[Records about charts and figures]
----

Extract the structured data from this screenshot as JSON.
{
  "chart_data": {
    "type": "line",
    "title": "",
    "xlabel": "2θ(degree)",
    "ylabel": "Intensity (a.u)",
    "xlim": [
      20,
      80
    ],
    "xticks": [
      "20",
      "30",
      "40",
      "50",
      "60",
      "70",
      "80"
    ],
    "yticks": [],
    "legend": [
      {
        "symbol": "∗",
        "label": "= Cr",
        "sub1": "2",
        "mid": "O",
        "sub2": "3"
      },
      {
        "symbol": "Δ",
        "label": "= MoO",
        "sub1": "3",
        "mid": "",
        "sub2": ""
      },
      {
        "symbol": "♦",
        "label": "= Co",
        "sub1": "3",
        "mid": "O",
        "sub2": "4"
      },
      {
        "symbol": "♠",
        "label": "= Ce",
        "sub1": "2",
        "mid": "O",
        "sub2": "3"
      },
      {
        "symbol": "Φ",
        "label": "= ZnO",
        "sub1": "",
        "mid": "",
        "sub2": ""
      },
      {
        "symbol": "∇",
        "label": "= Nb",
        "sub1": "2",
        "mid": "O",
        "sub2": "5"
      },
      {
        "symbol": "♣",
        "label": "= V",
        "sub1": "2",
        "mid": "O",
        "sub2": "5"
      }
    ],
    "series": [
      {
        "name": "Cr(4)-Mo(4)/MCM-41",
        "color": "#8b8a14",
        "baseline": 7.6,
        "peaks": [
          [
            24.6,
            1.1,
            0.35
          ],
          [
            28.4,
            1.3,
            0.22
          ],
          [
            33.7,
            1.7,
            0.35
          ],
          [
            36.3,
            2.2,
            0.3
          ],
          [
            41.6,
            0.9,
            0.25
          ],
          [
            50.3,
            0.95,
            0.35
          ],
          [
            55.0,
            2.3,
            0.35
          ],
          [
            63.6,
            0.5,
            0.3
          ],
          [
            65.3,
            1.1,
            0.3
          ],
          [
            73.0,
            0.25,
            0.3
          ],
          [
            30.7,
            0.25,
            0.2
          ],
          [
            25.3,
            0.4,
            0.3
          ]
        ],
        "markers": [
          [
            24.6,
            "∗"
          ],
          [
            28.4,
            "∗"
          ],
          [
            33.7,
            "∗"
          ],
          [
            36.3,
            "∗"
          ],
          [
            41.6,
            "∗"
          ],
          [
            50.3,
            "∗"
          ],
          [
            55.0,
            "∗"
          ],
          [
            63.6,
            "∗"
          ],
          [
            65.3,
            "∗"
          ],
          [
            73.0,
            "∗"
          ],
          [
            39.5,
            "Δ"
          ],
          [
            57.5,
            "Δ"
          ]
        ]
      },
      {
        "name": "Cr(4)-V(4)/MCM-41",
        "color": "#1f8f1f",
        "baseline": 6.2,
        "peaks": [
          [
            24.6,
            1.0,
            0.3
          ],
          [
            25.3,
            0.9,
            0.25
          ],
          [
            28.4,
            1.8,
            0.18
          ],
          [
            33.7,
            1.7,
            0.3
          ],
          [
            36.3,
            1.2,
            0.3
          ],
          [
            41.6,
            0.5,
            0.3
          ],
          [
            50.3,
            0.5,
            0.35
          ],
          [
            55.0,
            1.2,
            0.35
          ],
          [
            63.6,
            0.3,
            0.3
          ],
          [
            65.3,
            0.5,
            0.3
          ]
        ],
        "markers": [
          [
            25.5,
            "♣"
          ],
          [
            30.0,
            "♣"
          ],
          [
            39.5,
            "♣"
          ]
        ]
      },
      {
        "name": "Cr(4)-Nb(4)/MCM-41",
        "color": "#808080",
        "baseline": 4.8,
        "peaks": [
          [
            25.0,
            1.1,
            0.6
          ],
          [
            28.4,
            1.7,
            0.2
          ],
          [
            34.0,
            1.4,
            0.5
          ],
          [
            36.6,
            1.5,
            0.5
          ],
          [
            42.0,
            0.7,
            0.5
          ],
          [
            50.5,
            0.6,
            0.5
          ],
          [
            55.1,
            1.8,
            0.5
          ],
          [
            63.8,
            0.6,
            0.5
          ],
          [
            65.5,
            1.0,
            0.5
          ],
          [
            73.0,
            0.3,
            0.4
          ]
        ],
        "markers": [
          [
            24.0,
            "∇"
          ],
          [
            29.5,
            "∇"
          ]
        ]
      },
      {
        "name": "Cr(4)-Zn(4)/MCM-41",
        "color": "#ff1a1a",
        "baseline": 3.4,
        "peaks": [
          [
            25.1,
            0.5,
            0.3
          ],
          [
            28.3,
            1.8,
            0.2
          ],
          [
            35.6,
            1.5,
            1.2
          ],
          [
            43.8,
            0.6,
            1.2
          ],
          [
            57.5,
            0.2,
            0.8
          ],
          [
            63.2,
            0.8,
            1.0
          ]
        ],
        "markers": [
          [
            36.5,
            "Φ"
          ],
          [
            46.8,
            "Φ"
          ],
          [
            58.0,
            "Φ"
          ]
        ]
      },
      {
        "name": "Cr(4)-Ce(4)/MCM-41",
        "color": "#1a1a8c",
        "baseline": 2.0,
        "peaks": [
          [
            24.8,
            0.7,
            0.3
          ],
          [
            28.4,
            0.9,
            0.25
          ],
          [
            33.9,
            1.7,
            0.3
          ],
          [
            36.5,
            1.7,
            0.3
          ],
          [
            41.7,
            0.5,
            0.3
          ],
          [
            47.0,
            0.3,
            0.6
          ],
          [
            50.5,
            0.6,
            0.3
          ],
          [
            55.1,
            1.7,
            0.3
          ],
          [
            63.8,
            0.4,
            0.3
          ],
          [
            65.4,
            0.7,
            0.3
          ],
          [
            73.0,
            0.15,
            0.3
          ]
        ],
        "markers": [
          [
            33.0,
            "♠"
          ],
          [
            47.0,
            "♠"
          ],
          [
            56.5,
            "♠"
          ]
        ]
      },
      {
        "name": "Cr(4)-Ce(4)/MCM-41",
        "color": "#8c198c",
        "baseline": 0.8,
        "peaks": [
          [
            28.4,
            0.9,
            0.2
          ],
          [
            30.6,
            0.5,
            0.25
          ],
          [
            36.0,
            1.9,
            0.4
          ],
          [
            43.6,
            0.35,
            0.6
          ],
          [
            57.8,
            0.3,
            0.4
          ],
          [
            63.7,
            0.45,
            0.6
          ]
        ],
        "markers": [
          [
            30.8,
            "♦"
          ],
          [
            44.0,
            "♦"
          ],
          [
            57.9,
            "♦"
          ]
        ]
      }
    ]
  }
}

----

__WHAT TO PRODUCE__
Quote all of the entries verbatim.

__CORRECT RESULT__
Extract the structured data from this screenshot as JSON.
{
  "chart_data": {
    "type": "line",
    "title": "",
    "xlabel": "2θ(degree)",
    "ylabel": "Intensity (a.u)",
    "xlim": [
      20,
      80
    ],
    "xticks": [
      "20",
      "30",
      "40",
      "50",
      "60",
      "70",
      "80"
    ],
    "yticks": [],
    "legend": [
      {
        "symbol": "∗",
        "label": "= Cr",
        "sub1": "2",
        "mid": "O",
        "sub2": "3"
      },
      {
        "symbol": "Δ",
        "label": "= MoO",
        "sub1": "3",
        "mid": "",
        "sub2": ""
      },
      {
        "symbol": "♦",
        "label": "= Co",
        "sub1": "3",
        "mid": "O",
        "sub2": "4"
      },
      {
        "symbol": "♠",
        "label": "= Ce",
        "sub1": "2",
        "mid": "O",
        "sub2": "3"
      },
      {
        "symbol": "Φ",
        "label": "= ZnO",
        "sub1": "",
        "mid": "",
        "sub2": ""
      },
      {
        "symbol": "∇",
        "label": "= Nb",
        "sub1": "2",
        "mid": "O",
        "sub2": "5"
      },
      {
        "symbol": "♣",
        "label": "= V",
        "sub1": "2",
        "mid": "O",
        "sub2": "5"
      }
    ],
    "series": [
      {
        "name": "Cr(4)-Mo(4)/MCM-41",
        "color": "#8b8a14",
        "baseline": 7.6,
        "peaks": [
          [
            24.6,
            1.1,
            0.35
          ],
          [
            28.4,
            1.3,
            0.22
          ],
          [
            33.7,
            1.7,
            0.35
          ],
          [
            36.3,
            2.2,
            0.3
          ],
          [
            41.6,
            0.9,
            0.25
          ],
          [
            50.3,
            0.95,
            0.35
          ],
          [
            55.0,
            2.3,
            0.35
          ],
          [
            63.6,
            0.5,
            0.3
          ],
          [
            65.3,
            1.1,
            0.3
          ],
          [
            73.0,
            0.25,
            0.3
          ],
          [
            30.7,
            0.25,
            0.2
          ],
          [
            25.3,
            0.4,
            0.3
          ]
        ],
        "markers": [
          [
            24.6,
            "∗"
          ],
          [
            28.4,
            "∗"
          ],
          [
            33.7,
            "∗"
          ],
          [
            36.3,
            "∗"
          ],
          [
            41.6,
            "∗"
          ],
          [
            50.3,
            "∗"
          ],
          [
            55.0,
            "∗"
          ],
          [
            63.6,
            "∗"
          ],
          [
            65.3,
            "∗"
          ],
          [
            73.0,
            "∗"
          ],
          [
            39.5,
            "Δ"
          ],
          [
            57.5,
            "Δ"
          ]
        ]
      },
      {
        "name": "Cr(4)-V(4)/MCM-41",
        "color": "#1f8f1f",
        "baseline": 6.2,
        "peaks": [
          [
            24.6,
            1.0,
            0.3
          ],
          [
            25.3,
            0.9,
            0.25
          ],
          [
            28.4,
            1.8,
            0.18
          ],
          [
            33.7,
            1.7,
            0.3
          ],
          [
            36.3,
            1.2,
            0.3
          ],
          [
            41.6,
            0.5,
            0.3
          ],
          [
            50.3,
            0.5,
            0.35
          ],
          [
            55.0,
            1.2,
            0.35
          ],
          [
            63.6,
            0.3,
            0.3
          ],
          [
            65.3,
            0.5,
            0.3
          ]
        ],
        "markers": [
          [
            25.5,
            "♣"
          ],
          [
            30.0,
            "♣"
          ],
          [
            39.5,
            "♣"
          ]
        ]
      },
      {
        "name": "Cr(4)-Nb(4)/MCM-41",
        "color": "#808080",
        "baseline": 4.8,
        "peaks": [
          [
            25.0,
            1.1,
            0.6
          ],
          [
            28.4,
            1.7,
            0.2
          ],
          [
            34.0,
            1.4,
            0.5
          ],
          [
            36.6,
            1.5,
            0.5
          ],
          [
            42.0,
            0.7,
            0.5
          ],
          [
            50.5,
            0.6,
            0.5
          ],
          [
            55.1,
            1.8,
            0.5
          ],
          [
            63.8,
            0.6,
            0.5
          ],
          [
            65.5,
            1.0,
            0.5
          ],
          [
            73.0,
            0.3,
            0.4
          ]
        ],
        "markers": [
          [
            24.0,
            "∇"
          ],
          [
            29.5,
            "∇"
          ]
        ]
      },
      {
        "name": "Cr(4)-Zn(4)/MCM-41",
        "color": "#ff1a1a",
        "baseline": 3.4,
        "peaks": [
          [
            25.1,
            0.5,
            0.3
          ],
          [
            28.3,
            1.8,
            0.2
          ],
          [
            35.6,
            1.5,
            1.2
          ],
          [
            43.8,
            0.6,
            1.2
          ],
          [
            57.5,
            0.2,
            0.8
          ],
          [
            63.2,
            0.8,
            1.0
          ]
        ],
        "markers": [
          [
            36.5,
            "Φ"
          ],
          [
            46.8,
            "Φ"
          ],
          [
            58.0,
            "Φ"
          ]
        ]
      },
      {
        "name": "Cr(4)-Ce(4)/MCM-41",
        "color": "#1a1a8c",
        "baseline": 2.0,
        "peaks": [
          [
            24.8,
            0.7,
            0.3
          ],
          [
            28.4,
            0.9,
            0.25
          ],
          [
            33.9,
            1.7,
            0.3
          ],
          [
            36.5,
            1.7,
            0.3
          ],
          [
            41.7,
            0.5,
            0.3
          ],
          [
            47.0,
            0.3,
            0.6
          ],
          [
            50.5,
            0.6,
            0.3
          ],
          [
            55.1,
            1.7,
            0.3
          ],
          [
            63.8,
            0.4,
            0.3
          ],
          [
            65.4,
            0.7,
            0.3
          ],
          [
            73.0,
            0.15,
            0.3
          ]
        ],
        "markers": [
          [
            33.0,
            "♠"
          ],
          [
            47.0,
            "♠"
          ],
          [
            56.5,
            "♠"
          ]
        ]
      },
      {
        "name": "Cr(4)-Ce(4)/MCM-41",
        "color": "#8c198c",
        "baseline": 0.8,
        "peaks": [
          [
            28.4,
            0.9,
            0.2
          ],
          [
            30.6,
            0.5,
            0.25
          ],
          [
            36.0,
            1.9,
            0.4
          ],
          [
            43.6,
            0.35,
            0.6
          ],
          [
            57.8,
            0.3,
            0.4
          ],
          [
            63.7,
            0.45,
            0.6
          ]
        ],
        "markers": [
          [
            30.8,
            "♦"
          ],
          [
            44.0,
            "♦"
          ],
          [
            57.9,
            "♦"
          ]
        ]
      }
    ]
  }
}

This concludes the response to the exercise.